--- DATASET ENTRIES ---
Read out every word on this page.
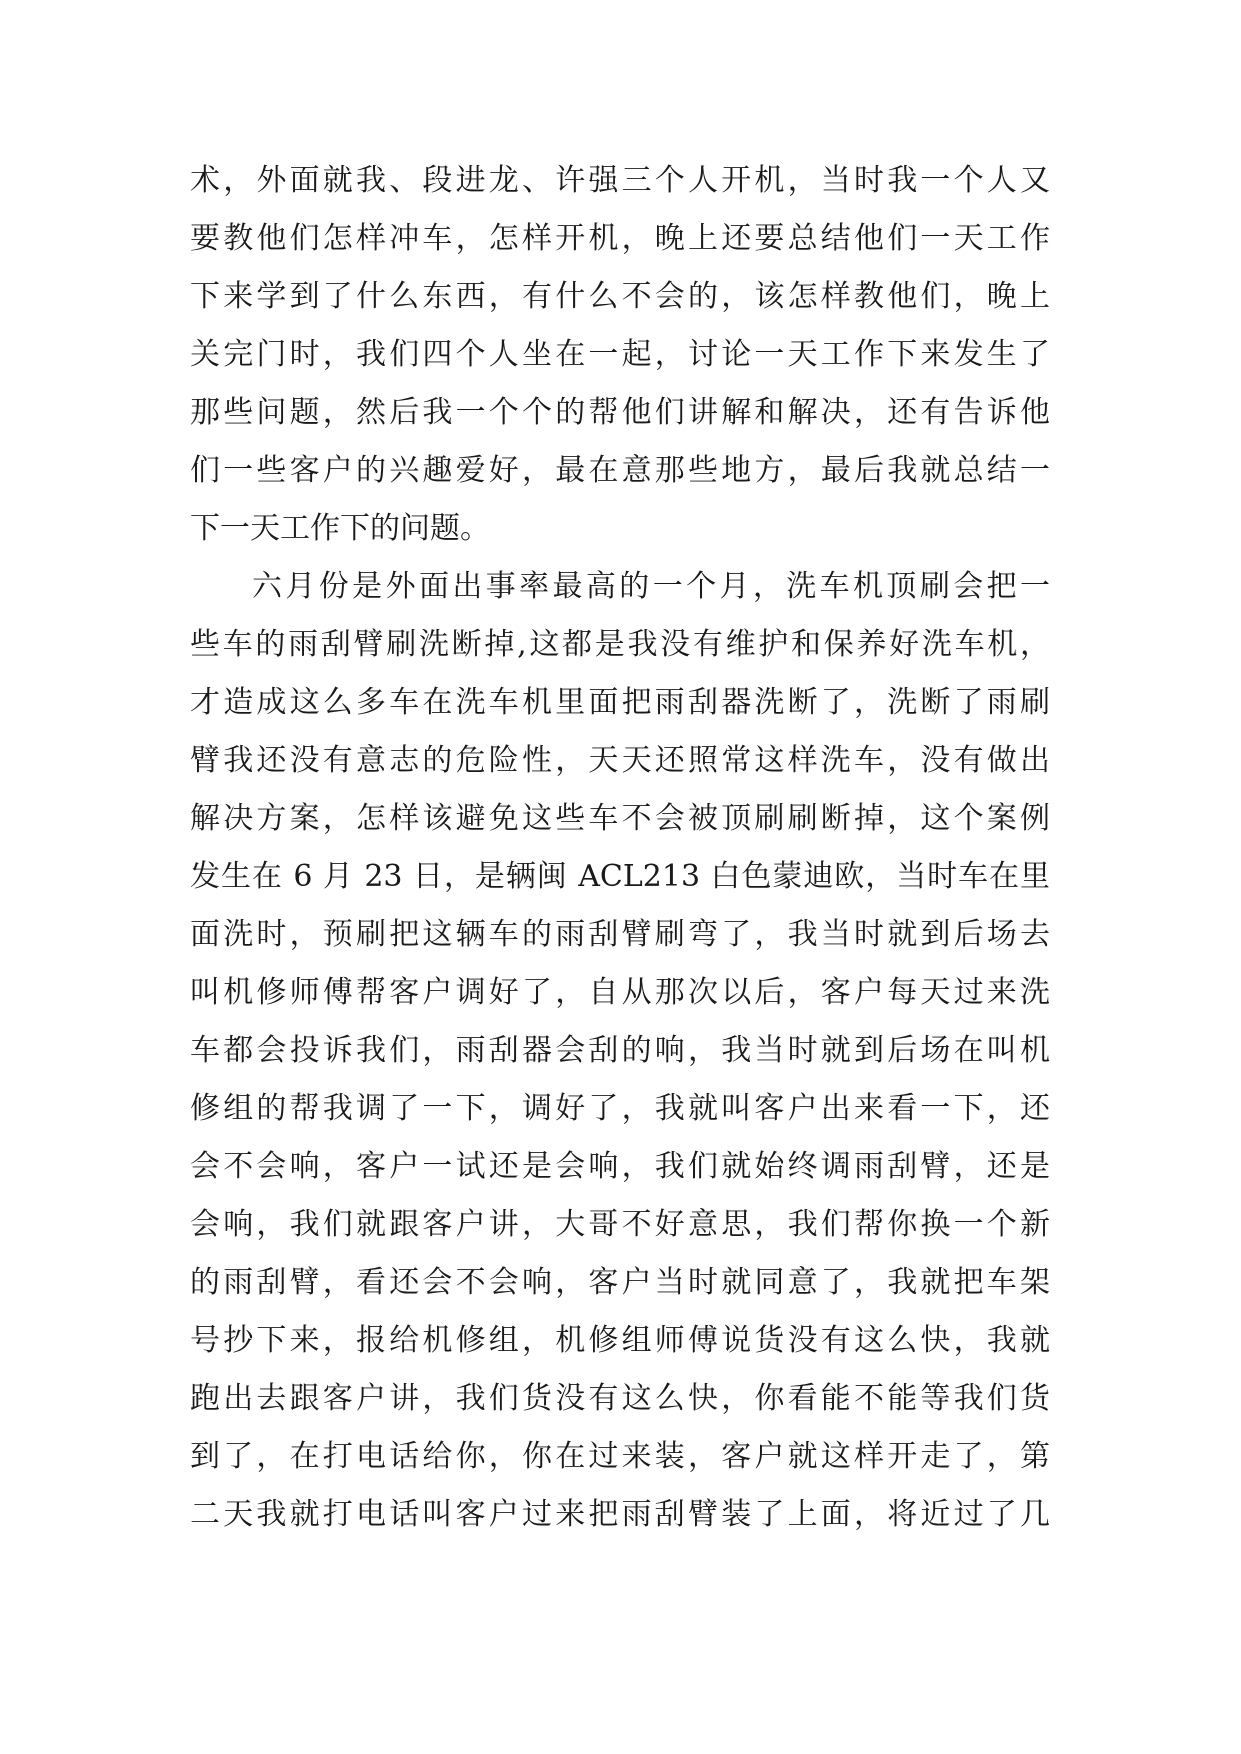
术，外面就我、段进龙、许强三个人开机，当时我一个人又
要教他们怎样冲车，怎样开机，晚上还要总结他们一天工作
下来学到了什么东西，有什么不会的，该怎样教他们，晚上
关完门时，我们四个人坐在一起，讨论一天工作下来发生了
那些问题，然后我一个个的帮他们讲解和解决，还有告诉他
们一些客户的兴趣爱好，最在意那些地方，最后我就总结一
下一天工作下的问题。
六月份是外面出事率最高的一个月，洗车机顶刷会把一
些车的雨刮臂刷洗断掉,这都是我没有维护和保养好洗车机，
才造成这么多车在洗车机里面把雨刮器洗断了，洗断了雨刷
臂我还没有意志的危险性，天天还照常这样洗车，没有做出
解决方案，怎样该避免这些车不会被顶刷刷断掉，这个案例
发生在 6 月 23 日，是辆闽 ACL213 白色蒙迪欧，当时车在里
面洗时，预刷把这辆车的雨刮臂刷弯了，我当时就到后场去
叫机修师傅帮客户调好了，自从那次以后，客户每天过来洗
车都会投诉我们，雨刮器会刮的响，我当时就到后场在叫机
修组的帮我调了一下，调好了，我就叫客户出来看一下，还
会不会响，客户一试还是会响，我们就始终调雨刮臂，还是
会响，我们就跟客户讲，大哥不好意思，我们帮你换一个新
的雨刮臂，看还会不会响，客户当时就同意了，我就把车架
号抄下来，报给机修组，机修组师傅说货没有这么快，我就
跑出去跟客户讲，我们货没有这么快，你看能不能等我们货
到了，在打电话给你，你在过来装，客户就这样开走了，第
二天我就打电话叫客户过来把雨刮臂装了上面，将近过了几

---

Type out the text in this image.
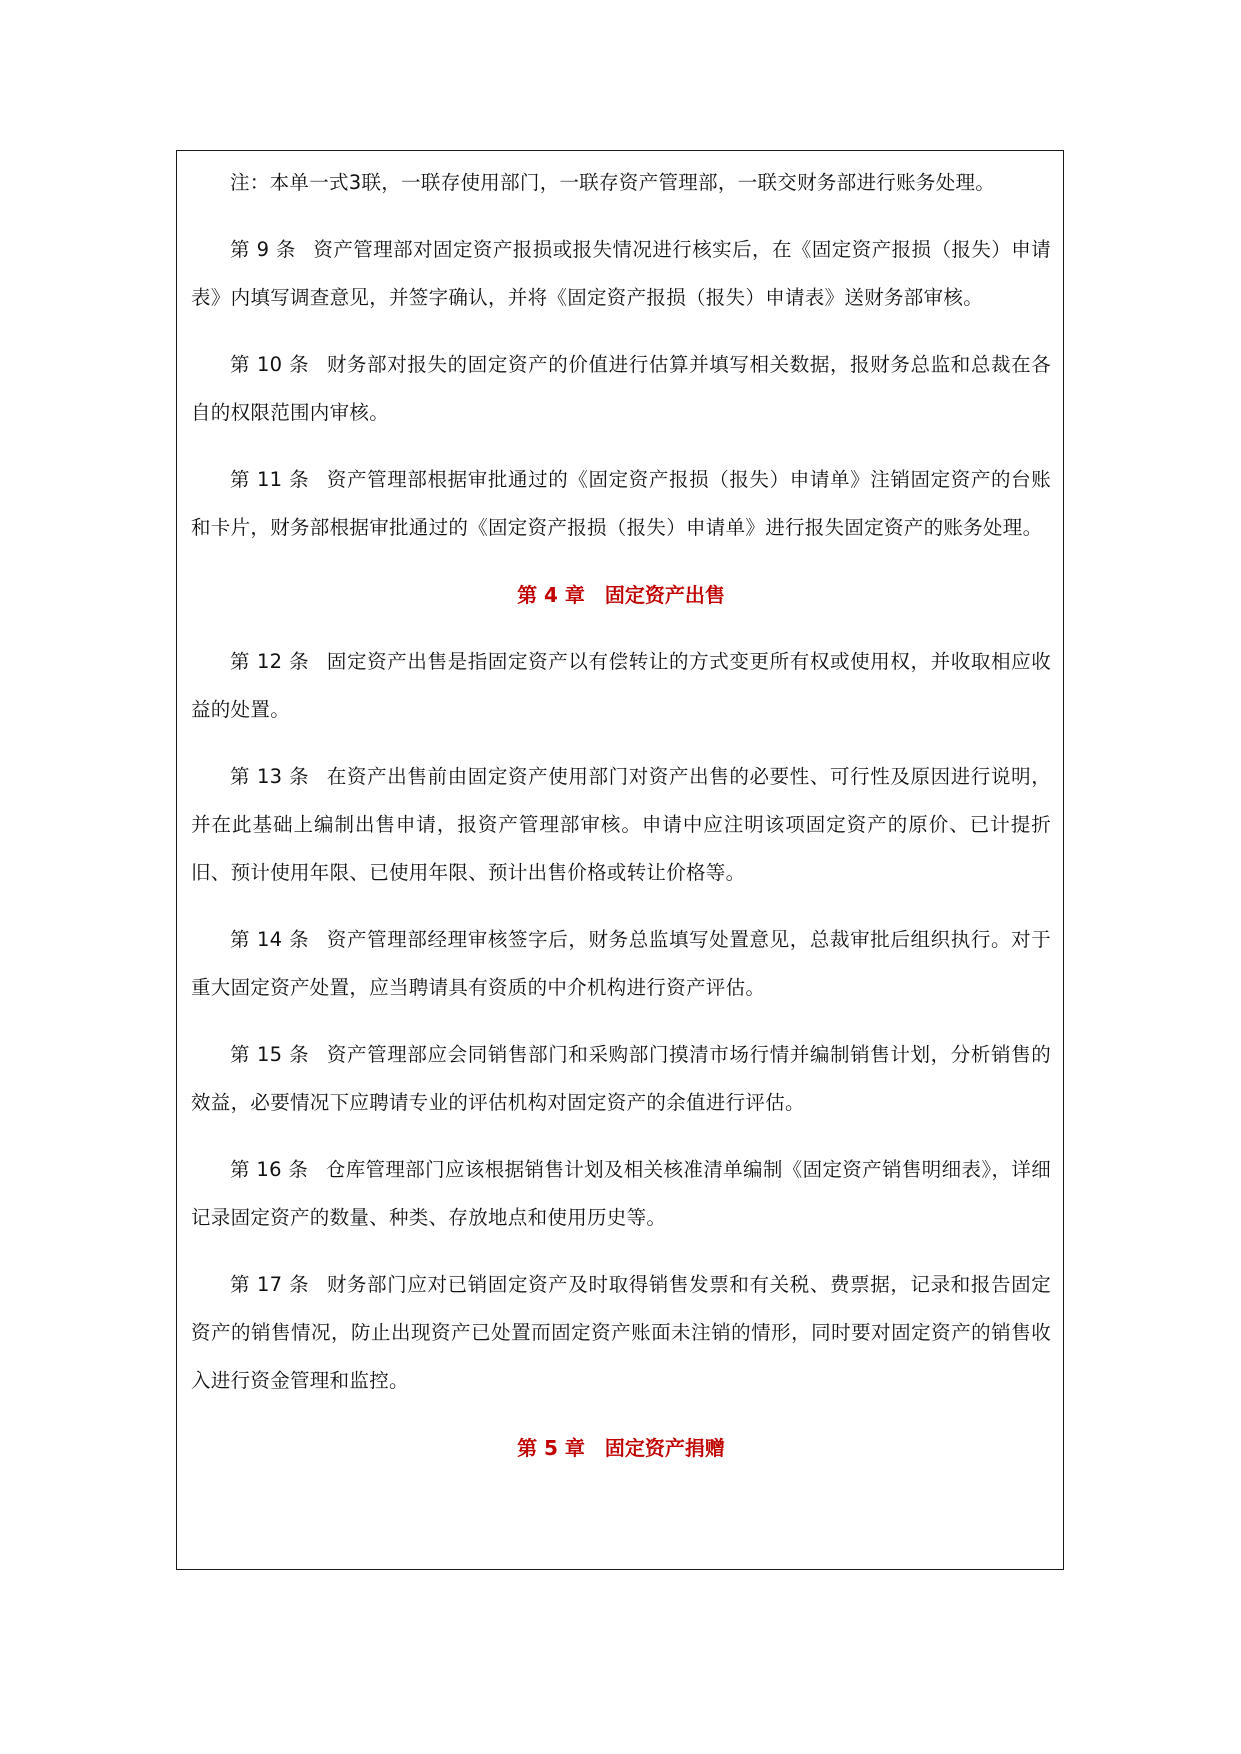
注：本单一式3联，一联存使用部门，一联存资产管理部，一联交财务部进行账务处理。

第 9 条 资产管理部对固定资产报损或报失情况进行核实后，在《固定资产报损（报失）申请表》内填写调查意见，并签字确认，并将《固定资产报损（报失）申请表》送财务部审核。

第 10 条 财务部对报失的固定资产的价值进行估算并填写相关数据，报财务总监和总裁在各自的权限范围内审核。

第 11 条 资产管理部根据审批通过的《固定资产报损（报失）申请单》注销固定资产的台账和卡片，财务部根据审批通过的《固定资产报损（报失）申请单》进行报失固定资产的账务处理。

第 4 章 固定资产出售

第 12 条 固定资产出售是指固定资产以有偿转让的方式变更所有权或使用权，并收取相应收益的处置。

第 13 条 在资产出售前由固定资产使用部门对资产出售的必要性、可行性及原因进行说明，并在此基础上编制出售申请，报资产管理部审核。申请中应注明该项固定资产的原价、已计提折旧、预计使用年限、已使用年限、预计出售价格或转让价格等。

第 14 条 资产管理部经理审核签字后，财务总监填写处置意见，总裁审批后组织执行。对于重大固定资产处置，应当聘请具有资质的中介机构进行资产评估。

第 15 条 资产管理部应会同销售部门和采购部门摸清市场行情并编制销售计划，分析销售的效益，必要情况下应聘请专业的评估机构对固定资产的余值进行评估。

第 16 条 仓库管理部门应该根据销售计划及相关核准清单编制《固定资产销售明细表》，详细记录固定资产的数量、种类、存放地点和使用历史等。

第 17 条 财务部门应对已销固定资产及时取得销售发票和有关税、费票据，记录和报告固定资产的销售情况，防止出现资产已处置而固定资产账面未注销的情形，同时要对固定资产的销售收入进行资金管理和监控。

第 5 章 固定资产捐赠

--

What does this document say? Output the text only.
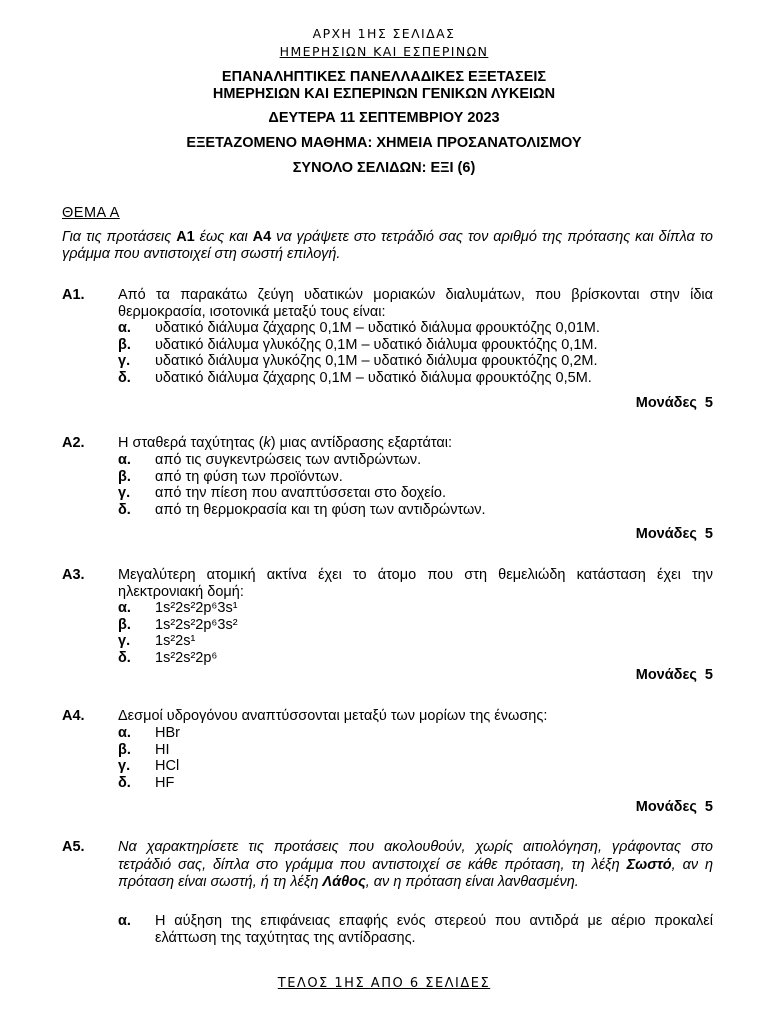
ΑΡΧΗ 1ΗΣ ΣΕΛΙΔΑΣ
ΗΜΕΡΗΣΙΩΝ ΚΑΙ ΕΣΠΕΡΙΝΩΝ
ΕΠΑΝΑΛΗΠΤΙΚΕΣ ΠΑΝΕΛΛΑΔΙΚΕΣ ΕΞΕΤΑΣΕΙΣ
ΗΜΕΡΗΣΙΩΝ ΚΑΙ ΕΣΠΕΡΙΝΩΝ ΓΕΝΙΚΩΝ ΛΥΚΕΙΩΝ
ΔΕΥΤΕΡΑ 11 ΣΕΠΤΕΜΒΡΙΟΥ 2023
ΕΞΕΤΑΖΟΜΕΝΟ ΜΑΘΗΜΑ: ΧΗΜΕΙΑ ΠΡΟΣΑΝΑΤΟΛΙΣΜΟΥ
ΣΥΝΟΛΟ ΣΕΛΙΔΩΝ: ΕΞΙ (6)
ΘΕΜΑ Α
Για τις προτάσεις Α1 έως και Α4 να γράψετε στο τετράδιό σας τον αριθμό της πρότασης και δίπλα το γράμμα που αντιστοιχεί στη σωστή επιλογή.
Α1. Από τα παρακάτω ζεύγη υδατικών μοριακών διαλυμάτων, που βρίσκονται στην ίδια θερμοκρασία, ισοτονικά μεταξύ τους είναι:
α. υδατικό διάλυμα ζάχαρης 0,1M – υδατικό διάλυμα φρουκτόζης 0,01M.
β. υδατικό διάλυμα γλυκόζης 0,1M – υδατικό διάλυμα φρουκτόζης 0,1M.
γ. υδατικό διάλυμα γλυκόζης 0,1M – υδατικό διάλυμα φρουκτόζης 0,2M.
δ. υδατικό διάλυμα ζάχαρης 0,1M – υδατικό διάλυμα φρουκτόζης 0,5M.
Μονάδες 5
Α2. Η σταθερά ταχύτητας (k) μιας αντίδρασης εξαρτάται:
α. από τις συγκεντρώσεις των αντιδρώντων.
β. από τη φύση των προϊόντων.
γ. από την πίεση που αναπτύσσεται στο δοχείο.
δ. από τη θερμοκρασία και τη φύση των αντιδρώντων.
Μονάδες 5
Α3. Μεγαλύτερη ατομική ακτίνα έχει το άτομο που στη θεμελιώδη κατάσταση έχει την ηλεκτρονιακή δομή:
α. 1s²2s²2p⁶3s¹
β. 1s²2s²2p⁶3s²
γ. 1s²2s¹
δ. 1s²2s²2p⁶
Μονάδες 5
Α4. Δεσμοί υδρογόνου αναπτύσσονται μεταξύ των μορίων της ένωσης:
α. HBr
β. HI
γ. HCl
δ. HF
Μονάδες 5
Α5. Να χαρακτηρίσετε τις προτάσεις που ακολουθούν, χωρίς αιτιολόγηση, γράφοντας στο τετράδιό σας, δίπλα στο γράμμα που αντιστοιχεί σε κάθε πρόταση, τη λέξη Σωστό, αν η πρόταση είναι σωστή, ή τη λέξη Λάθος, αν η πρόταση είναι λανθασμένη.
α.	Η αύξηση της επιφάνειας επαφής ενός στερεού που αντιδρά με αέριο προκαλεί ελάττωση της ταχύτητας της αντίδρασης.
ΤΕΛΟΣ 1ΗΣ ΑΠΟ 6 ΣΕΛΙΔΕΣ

--- PROBLEM ---
Every line above that contains the word "φρουκτόζης" should be reported.

--- ANSWER FOR THIS EXERCISE ---
α. υδατικό διάλυμα ζάχαρης 0,1M – υδατικό διάλυμα φρουκτόζης 0,01M.
β. υδατικό διάλυμα γλυκόζης 0,1M – υδατικό διάλυμα φρουκτόζης 0,1M.
γ. υδατικό διάλυμα γλυκόζης 0,1M – υδατικό διάλυμα φρουκτόζης 0,2M.
δ. υδατικό διάλυμα ζάχαρης 0,1M – υδατικό διάλυμα φρουκτόζης 0,5M.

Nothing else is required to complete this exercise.